### WHAT TO DO
Find every line in the records below that holds the word "AGASC" and copy it.

### RECORDS FOR THE TASK

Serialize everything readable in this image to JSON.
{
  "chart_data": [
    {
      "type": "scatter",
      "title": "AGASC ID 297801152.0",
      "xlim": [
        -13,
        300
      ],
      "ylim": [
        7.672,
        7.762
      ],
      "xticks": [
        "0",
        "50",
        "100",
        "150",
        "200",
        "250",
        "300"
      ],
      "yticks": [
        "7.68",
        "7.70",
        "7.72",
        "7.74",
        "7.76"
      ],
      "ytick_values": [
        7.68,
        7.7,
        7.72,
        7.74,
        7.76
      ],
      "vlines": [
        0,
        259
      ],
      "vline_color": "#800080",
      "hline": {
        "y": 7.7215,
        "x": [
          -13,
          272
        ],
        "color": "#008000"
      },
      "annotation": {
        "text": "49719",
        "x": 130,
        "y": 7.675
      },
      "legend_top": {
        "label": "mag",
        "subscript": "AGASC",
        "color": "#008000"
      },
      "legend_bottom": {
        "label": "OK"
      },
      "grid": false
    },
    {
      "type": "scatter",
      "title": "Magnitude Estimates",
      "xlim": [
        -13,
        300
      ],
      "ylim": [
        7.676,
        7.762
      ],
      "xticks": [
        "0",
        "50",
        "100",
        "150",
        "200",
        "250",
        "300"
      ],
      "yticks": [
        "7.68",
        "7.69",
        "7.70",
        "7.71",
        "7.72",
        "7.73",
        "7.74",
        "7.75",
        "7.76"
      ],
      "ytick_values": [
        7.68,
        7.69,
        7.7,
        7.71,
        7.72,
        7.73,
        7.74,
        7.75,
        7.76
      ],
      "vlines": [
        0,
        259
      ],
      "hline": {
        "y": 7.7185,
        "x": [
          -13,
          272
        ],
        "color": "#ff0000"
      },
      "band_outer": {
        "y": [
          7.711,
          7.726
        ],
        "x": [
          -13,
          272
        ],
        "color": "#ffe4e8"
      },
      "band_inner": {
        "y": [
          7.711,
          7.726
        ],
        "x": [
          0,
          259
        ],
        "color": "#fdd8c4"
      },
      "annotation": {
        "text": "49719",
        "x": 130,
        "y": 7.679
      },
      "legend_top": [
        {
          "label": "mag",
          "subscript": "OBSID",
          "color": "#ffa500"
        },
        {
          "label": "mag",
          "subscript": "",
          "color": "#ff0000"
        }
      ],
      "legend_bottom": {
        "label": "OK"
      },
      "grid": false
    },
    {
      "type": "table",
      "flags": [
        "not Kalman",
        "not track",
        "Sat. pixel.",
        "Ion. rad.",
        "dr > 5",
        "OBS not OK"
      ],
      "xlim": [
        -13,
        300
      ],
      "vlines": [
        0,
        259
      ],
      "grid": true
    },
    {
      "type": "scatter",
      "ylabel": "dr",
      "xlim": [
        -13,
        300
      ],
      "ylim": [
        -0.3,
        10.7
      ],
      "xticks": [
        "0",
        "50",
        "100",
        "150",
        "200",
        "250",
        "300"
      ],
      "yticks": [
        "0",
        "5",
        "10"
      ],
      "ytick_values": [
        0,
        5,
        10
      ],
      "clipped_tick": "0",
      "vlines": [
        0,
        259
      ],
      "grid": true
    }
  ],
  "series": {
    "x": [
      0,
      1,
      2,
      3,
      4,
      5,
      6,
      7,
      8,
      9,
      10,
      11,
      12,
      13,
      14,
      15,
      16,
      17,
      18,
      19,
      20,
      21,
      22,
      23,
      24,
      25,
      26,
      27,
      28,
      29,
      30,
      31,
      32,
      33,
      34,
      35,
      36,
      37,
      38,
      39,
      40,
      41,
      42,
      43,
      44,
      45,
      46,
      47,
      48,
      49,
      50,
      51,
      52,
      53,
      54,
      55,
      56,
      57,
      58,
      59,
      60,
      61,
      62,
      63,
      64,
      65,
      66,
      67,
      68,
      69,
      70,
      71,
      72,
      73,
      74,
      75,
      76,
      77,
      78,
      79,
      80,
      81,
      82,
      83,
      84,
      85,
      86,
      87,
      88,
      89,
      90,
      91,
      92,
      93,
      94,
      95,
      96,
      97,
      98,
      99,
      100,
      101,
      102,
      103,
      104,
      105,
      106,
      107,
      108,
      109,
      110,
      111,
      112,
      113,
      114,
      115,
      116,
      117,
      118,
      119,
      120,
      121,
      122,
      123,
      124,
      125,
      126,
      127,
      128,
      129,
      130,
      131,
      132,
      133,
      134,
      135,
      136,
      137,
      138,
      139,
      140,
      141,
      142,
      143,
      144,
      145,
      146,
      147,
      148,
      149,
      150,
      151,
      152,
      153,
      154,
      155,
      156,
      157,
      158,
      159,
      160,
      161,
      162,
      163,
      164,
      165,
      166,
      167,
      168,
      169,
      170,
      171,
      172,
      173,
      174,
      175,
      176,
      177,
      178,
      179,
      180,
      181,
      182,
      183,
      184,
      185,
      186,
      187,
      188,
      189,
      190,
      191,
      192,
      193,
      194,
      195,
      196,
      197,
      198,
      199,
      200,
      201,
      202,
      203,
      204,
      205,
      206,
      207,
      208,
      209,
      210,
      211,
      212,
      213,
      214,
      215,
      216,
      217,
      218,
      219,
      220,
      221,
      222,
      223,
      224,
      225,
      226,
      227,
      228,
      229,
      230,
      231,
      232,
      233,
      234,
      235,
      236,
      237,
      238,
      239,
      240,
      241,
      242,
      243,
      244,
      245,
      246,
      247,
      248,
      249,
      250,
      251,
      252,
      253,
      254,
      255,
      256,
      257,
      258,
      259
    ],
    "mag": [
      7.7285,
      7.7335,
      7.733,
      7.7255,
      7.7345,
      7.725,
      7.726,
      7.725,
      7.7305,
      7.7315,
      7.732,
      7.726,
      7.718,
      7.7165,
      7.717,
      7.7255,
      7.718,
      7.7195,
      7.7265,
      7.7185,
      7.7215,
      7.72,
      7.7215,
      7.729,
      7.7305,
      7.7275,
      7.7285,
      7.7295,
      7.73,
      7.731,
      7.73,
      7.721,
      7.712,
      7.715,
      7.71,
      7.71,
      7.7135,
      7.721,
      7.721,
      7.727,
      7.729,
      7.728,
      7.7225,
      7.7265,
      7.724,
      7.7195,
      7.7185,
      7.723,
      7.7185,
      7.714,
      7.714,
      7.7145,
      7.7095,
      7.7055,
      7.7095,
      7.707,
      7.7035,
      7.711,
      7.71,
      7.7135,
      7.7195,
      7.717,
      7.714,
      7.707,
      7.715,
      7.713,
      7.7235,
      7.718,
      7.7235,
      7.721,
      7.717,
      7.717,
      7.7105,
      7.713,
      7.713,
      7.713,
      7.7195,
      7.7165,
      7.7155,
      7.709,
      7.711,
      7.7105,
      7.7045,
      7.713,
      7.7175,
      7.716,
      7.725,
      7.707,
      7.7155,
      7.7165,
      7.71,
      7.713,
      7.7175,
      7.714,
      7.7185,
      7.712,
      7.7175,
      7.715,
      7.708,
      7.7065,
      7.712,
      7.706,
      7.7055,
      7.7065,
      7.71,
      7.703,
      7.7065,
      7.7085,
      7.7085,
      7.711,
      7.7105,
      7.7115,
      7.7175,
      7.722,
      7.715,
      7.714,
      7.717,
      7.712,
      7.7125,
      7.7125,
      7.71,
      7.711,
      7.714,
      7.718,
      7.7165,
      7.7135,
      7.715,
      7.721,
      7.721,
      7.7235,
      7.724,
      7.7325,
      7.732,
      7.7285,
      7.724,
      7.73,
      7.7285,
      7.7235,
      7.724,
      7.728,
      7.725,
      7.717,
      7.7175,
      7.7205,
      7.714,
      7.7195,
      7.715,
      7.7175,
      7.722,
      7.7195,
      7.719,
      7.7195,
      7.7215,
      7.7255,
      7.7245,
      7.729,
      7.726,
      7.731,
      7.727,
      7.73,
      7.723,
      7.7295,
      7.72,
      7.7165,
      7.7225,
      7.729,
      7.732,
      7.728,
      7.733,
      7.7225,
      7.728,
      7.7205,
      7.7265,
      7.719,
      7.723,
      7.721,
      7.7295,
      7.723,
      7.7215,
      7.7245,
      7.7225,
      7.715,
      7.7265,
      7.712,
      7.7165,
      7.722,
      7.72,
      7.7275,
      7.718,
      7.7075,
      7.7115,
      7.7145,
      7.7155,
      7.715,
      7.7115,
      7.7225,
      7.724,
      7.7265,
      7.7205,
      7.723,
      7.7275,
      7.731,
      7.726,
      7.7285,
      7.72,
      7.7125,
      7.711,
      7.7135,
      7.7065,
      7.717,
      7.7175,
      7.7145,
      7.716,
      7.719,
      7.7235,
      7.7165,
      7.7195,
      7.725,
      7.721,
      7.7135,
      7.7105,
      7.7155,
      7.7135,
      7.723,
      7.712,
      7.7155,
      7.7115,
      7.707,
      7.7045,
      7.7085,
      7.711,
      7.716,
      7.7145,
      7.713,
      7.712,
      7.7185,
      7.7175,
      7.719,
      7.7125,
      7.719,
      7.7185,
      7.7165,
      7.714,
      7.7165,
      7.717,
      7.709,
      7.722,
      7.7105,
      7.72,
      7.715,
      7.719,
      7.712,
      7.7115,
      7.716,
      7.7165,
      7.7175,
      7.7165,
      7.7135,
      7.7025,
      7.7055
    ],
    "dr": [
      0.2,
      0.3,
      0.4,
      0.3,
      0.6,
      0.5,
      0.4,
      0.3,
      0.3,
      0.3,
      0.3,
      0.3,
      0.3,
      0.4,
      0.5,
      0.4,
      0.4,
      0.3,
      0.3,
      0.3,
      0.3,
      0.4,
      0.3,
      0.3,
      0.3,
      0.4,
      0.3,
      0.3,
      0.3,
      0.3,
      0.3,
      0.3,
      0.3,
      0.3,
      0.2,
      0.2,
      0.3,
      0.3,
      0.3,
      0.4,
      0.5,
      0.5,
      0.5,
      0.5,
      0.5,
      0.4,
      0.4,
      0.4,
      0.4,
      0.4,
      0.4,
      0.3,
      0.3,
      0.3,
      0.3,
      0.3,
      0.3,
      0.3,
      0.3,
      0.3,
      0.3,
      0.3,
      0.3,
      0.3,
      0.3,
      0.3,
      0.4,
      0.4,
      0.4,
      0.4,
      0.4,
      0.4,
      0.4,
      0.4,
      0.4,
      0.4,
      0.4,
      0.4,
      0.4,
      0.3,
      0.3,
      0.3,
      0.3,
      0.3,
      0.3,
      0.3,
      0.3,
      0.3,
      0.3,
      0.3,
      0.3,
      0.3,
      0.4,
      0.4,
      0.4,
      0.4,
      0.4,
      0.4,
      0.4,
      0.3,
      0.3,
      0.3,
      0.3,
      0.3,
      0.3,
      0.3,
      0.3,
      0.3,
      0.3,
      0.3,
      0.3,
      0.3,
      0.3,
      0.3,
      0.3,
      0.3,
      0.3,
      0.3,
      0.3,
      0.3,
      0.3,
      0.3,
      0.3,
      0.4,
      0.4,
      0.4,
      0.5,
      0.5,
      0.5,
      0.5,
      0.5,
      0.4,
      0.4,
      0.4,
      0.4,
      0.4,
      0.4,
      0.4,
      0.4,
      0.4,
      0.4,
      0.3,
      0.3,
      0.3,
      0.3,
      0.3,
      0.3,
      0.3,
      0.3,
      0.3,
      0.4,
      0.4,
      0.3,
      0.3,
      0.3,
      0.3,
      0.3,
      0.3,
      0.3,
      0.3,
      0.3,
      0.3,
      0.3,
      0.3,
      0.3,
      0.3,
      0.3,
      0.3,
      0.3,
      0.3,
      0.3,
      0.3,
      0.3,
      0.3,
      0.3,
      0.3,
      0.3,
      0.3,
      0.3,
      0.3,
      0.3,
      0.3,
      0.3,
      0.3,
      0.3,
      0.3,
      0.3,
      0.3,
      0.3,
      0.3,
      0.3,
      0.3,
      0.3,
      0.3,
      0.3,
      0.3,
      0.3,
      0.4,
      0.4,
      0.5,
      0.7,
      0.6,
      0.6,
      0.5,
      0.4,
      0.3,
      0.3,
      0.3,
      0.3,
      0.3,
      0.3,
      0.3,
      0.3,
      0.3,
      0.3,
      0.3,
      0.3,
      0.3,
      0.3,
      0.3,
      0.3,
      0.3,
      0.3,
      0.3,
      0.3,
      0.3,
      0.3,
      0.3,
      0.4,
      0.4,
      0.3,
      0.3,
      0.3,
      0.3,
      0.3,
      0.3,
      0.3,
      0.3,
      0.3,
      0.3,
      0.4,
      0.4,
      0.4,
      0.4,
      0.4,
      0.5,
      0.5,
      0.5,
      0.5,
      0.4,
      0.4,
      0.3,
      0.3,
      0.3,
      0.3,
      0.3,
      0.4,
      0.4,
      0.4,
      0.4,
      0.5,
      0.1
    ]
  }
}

### REPLY TO THE TASK
      "title": "AGASC ID 297801152.0",
        "subscript": "AGASC",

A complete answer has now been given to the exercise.